Manafonistas

on life, music etc beyond mainstream

2022 2 Mai

Jonathan Richman

von: Manafonistas Filed under: Blog | TB | 1 Comment

Although I knew Jonathon Richman and the Modern Lovers through Roadrunner, Ice Cream Man and Egyptian Reggae, which I heard around the time of the first punk explosion, for some reason I never really listened to him very closely until about three or four days ago, which is quite a long time to allow such a great treasure to escape from your life … I can’t even remember the chain of aleatoric thoughts that lead me to him again, but I find myself becoming ever more captivated by his enchanting music.

What I find so great about him is that unlike a band like Coldplay and countless others who need to express BIG emotions and big sounds, which ultimately end up feeling limited and constrained  because of the scale of their ambition, Jonathon Richman’s music is small and homespun in its sound and in its lyrical interest and yet manages to seem limitless in the possibilities it suggests of its possible meaning and its spiritual yearning.

# Dataset section
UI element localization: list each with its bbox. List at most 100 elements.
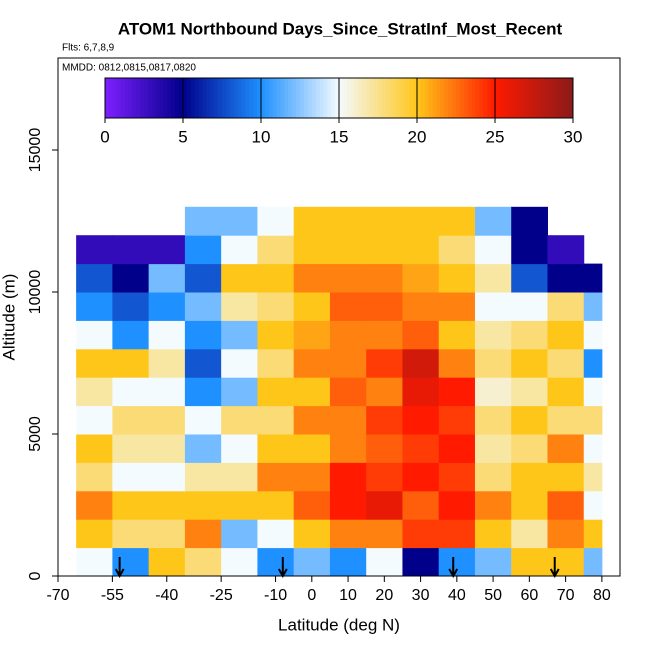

# Short task
Return word for word the part of the Jonathan Richman post that begins at the words "Although I knew" and stops after "his enchanting music.".

# Response for this exercise
Although I knew Jonathon Richman and the Modern Lovers through Roadrunner, Ice Cream Man and Egyptian Reggae, which I heard around the time of the first punk explosion, for some reason I never really listened to him very closely until about three or four days ago, which is quite a long time to allow such a great treasure to escape from your life … I can’t even remember the chain of aleatoric thoughts that lead me to him again, but I find myself becoming ever more captivated by his enchanting music.